### Data records
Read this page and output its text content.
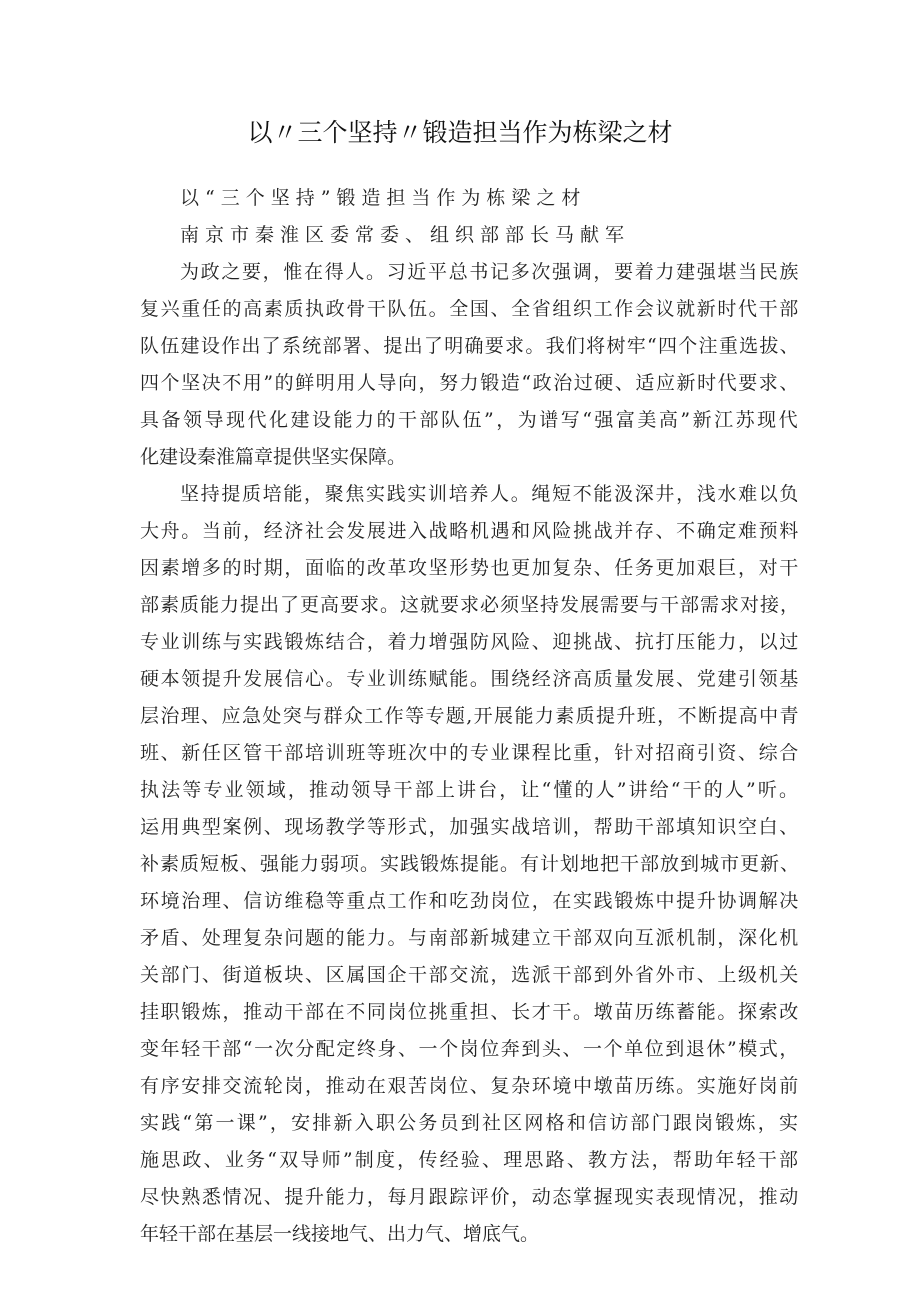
以〃三个坚持〃锻造担当作为栋梁之材
以“三个坚持”锻造担当作为栋梁之材
南京市秦淮区委常委、组织部部长马献军
为政之要，惟在得人。习近平总书记多次强调，要着力建强堪当民族
复兴重任的高素质执政骨干队伍。全国、全省组织工作会议就新时代干部
队伍建设作出了系统部署、提出了明确要求。我们将树牢“四个注重选拔、
四个坚决不用”的鲜明用人导向，努力锻造“政治过硬、适应新时代要求、
具备领导现代化建设能力的干部队伍”，为谱写“强富美高”新江苏现代
化建设秦淮篇章提供坚实保障。
坚持提质培能，聚焦实践实训培养人。绳短不能汲深井，浅水难以负
大舟。当前，经济社会发展进入战略机遇和风险挑战并存、不确定难预料
因素增多的时期，面临的改革攻坚形势也更加复杂、任务更加艰巨，对干
部素质能力提出了更高要求。这就要求必须坚持发展需要与干部需求对接，
专业训练与实践锻炼结合，着力增强防风险、迎挑战、抗打压能力，以过
硬本领提升发展信心。专业训练赋能。围绕经济高质量发展、党建引领基
层治理、应急处突与群众工作等专题,开展能力素质提升班，不断提高中青
班、新任区管干部培训班等班次中的专业课程比重，针对招商引资、综合
执法等专业领域，推动领导干部上讲台，让“懂的人”讲给“干的人”听。
运用典型案例、现场教学等形式，加强实战培训，帮助干部填知识空白、
补素质短板、强能力弱项。实践锻炼提能。有计划地把干部放到城市更新、
环境治理、信访维稳等重点工作和吃劲岗位，在实践锻炼中提升协调解决
矛盾、处理复杂问题的能力。与南部新城建立干部双向互派机制，深化机
关部门、街道板块、区属国企干部交流，选派干部到外省外市、上级机关
挂职锻炼，推动干部在不同岗位挑重担、长才干。墩苗历练蓄能。探索改
变年轻干部“一次分配定终身、一个岗位奔到头、一个单位到退休”模式，
有序安排交流轮岗，推动在艰苦岗位、复杂环境中墩苗历练。实施好岗前
实践“第一课”，安排新入职公务员到社区网格和信访部门跟岗锻炼，实
施思政、业务“双导师”制度，传经验、理思路、教方法，帮助年轻干部
尽快熟悉情况、提升能力，每月跟踪评价，动态掌握现实表现情况，推动
年轻干部在基层一线接地气、出力气、增底气。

### Problem to solve
Across the records, count the lines holding the string "锻造担当作为栋梁之材". Give the number and stop.

### Solved exercise
2